Figure content listings
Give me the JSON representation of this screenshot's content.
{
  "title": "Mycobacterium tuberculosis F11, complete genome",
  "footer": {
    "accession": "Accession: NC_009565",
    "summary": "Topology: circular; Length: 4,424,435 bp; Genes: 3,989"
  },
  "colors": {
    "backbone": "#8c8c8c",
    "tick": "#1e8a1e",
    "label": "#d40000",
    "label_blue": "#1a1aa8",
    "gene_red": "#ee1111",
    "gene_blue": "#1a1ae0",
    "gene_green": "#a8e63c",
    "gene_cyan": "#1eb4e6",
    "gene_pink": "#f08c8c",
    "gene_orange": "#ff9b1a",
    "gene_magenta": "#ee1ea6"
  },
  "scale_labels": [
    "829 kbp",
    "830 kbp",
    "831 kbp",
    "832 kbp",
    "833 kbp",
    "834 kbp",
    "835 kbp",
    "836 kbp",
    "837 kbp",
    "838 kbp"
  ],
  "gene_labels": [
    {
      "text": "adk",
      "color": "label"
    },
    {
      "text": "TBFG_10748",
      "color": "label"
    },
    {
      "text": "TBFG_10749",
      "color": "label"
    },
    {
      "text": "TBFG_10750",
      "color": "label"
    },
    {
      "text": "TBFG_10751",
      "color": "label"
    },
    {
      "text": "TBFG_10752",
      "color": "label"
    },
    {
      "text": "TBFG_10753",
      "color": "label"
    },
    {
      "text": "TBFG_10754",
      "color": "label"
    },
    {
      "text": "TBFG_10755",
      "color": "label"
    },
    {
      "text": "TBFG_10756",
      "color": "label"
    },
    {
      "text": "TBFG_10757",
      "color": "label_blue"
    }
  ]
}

> _EXERCISE REQUIREMENTS_:
Please give only the number of lines above that contain the word "text".

> _COMPLETED EXERCISE_:
11